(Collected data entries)
______________________________

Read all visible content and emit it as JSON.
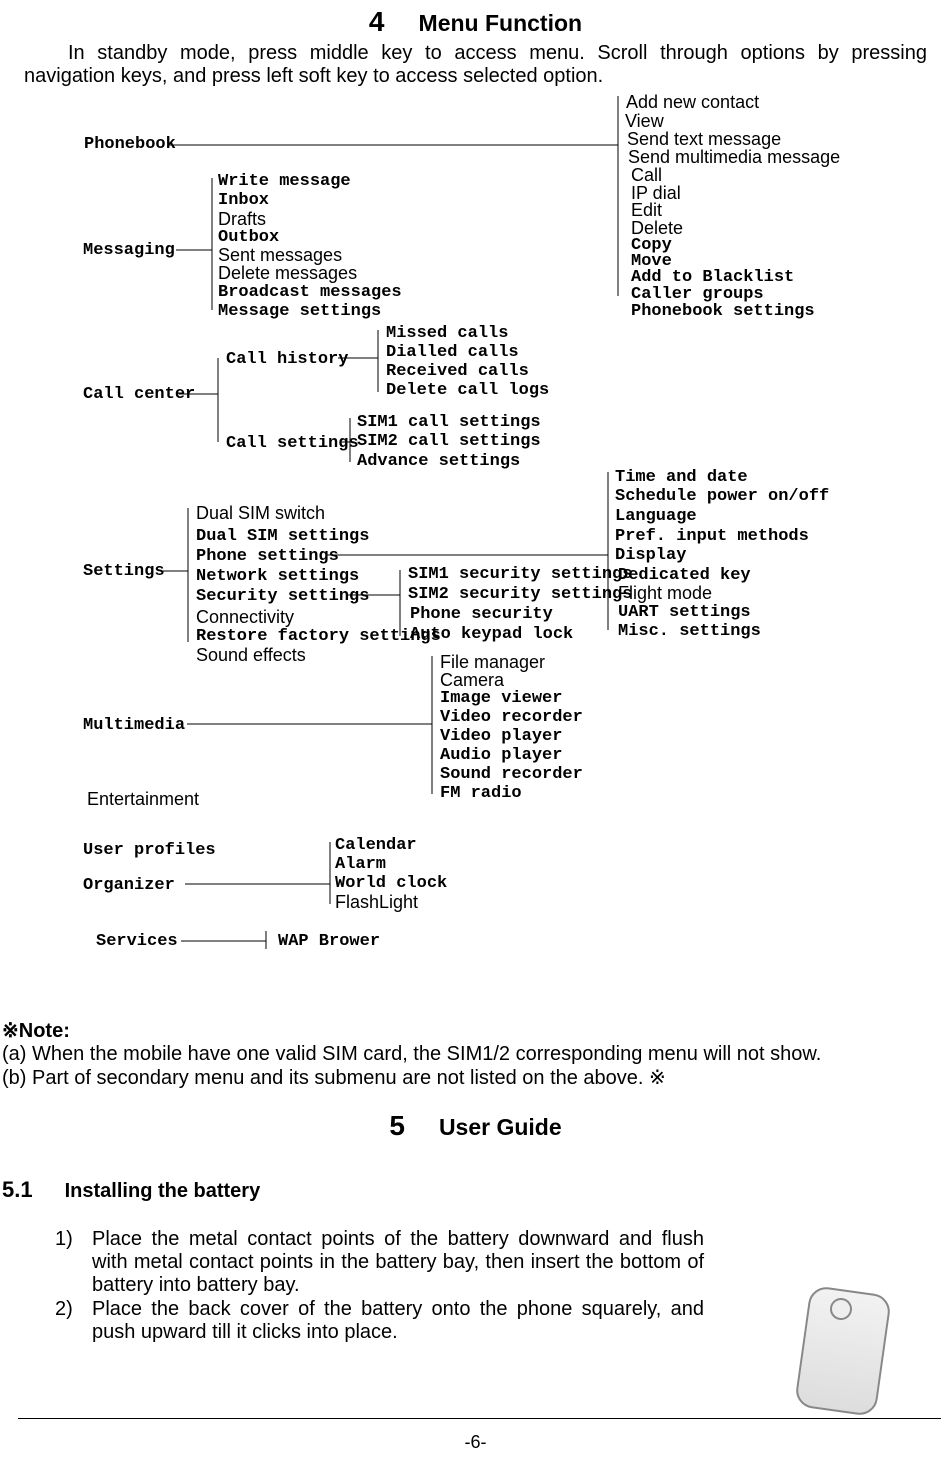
{
  "heading4": {
    "num": "4",
    "title": "Menu Function"
  },
  "introText": "In standby mode, press middle key to access menu. Scroll through options by pressing navigation keys, and press left soft key to access selected option.",
  "diagram": {
    "topMenus": {
      "phonebook": "Phonebook",
      "messaging": "Messaging",
      "callCenter": "Call center",
      "settings": "Settings",
      "multimedia": "Multimedia",
      "entertainment": "Entertainment",
      "userProfiles": "User profiles",
      "organizer": "Organizer",
      "services": "Services"
    },
    "messagingItems": {
      "writeMessage": "Write message",
      "inbox": "Inbox",
      "drafts": "Drafts",
      "outbox": "Outbox",
      "sentMessages": "Sent messages",
      "deleteMessages": "Delete messages",
      "broadcastMessages": "Broadcast messages",
      "messageSettings": "Message settings"
    },
    "callCenterItems": {
      "callHistory": "Call history",
      "callSettings": "Call settings"
    },
    "callHistoryItems": {
      "missed": "Missed calls",
      "dialled": "Dialled calls",
      "received": "Received calls",
      "deleteLogs": "Delete call logs"
    },
    "callSettingsItems": {
      "sim1": "SIM1 call settings",
      "sim2": "SIM2 call settings",
      "advance": "Advance settings"
    },
    "settingsItems": {
      "dualSimSwitch": "Dual SIM switch",
      "dualSimSettings": "Dual SIM settings",
      "phoneSettings": "Phone settings",
      "networkSettings": "Network settings",
      "securitySettings": "Security settings",
      "connectivity": "Connectivity",
      "restoreFactory": "Restore factory settings",
      "soundEffects": "Sound effects"
    },
    "phoneSettingsItems": {
      "timeDate": "Time and date",
      "schedulePower": "Schedule power on/off",
      "language": "Language",
      "prefInput": "Pref. input methods",
      "display": "Display",
      "dedicatedKey": "Dedicated key",
      "flightMode": "Flight mode",
      "uartSettings": "UART settings",
      "miscSettings": "Misc. settings"
    },
    "securitySettingsItems": {
      "sim1sec": "SIM1 security settings",
      "sim2sec": "SIM2 security settings",
      "phoneSec": "Phone security",
      "autoKeypad": "Auto keypad lock"
    },
    "multimediaItems": {
      "fileManager": "File manager",
      "camera": "Camera",
      "imageViewer": "Image viewer",
      "videoRecorder": "Video recorder",
      "videoPlayer": "Video player",
      "audioPlayer": "Audio player",
      "soundRecorder": "Sound recorder",
      "fmRadio": "FM radio"
    },
    "organizerItems": {
      "calendar": "Calendar",
      "alarm": "Alarm",
      "worldClock": "World clock",
      "flashLight": "FlashLight"
    },
    "servicesItems": {
      "wapBrowser": "WAP Brower"
    },
    "phonebookRight": {
      "addNew": "Add new contact",
      "view": "View",
      "sendText": "Send text message",
      "sendMulti": "Send multimedia message",
      "call": "Call",
      "ipDial": "IP dial",
      "edit": "Edit",
      "delete": "Delete",
      "copy": "Copy",
      "move": "Move",
      "addBlacklist": "Add to Blacklist",
      "callerGroups": "Caller groups",
      "phonebookSettings": "Phonebook settings"
    }
  },
  "note": {
    "title": "※Note:",
    "a": "(a)    When the mobile have one valid SIM card, the SIM1/2 corresponding menu will not show.",
    "b": "(b)    Part of secondary menu and its submenu are not listed on the above. ※"
  },
  "heading5": {
    "num": "5",
    "title": "User Guide"
  },
  "section51": {
    "num": "5.1",
    "title": "Installing the battery"
  },
  "steps": {
    "s1num": "1)",
    "s1": "Place the metal contact points of the battery downward and flush with metal contact points in the battery bay, then insert the bottom of battery into battery bay.",
    "s2num": "2)",
    "s2": "Place the back cover of the battery onto the phone squarely, and push upward till it clicks into place."
  },
  "pageNumber": "-6-"
}
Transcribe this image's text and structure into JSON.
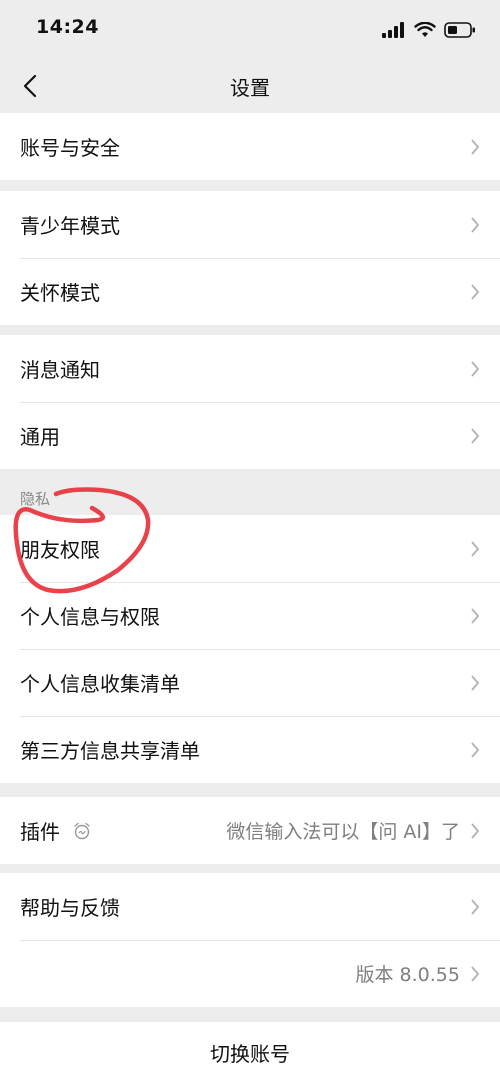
{
  "status_bar": {
    "time": "14:24"
  },
  "nav": {
    "title": "设置"
  },
  "groups": {
    "account": [
      "账号与安全"
    ],
    "modes": [
      "青少年模式",
      "关怀模式"
    ],
    "general": [
      "消息通知",
      "通用"
    ],
    "privacy_header": "隐私",
    "privacy": [
      "朋友权限",
      "个人信息与权限",
      "个人信息收集清单",
      "第三方信息共享清单"
    ],
    "plugin": {
      "label": "插件",
      "value": "微信输入法可以【问 AI】了",
      "icon": "alarm-clock-icon"
    },
    "help": {
      "label": "帮助与反馈",
      "version": "版本 8.0.55"
    }
  },
  "switch_account": "切换账号",
  "colors": {
    "background": "#ededed",
    "cell": "#ffffff",
    "annotation": "#e8323c",
    "secondary_text": "#7f7f7f"
  }
}
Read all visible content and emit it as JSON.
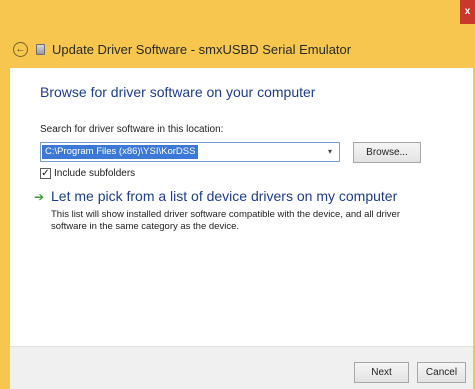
{
  "window": {
    "title": "Update Driver Software - smxUSBD Serial Emulator",
    "close_glyph": "x",
    "back_glyph": "←",
    "accent_color": "#f6c64e"
  },
  "page": {
    "heading": "Browse for driver software on your computer",
    "search_label": "Search for driver software in this location:",
    "path_value": "C:\\Program Files (x86)\\YSI\\KorDSS",
    "dropdown_glyph": "▾",
    "browse_label": "Browse...",
    "include_subfolders_label": "Include subfolders",
    "include_subfolders_checked": true,
    "checkbox_glyph": "✓",
    "pick_arrow_glyph": "➔",
    "pick_title": "Let me pick from a list of device drivers on my computer",
    "pick_description": "This list will show installed driver software compatible with the device, and all driver software in the same category as the device."
  },
  "footer": {
    "next_label": "Next",
    "cancel_label": "Cancel"
  }
}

______________________________

▸ **THE REQUEST**: In the entries above, find lines with "battery" and copy each.

▸ **FULL RESPONSE**:
    "title": "Installing the battery"
    "s1": "Place the metal contact points of the battery downward and flush with metal contact points in the battery bay, then insert the bottom of battery into battery bay.",
    "s2": "Place the back cover of the battery onto the phone squarely, and push upward till it clicks into place."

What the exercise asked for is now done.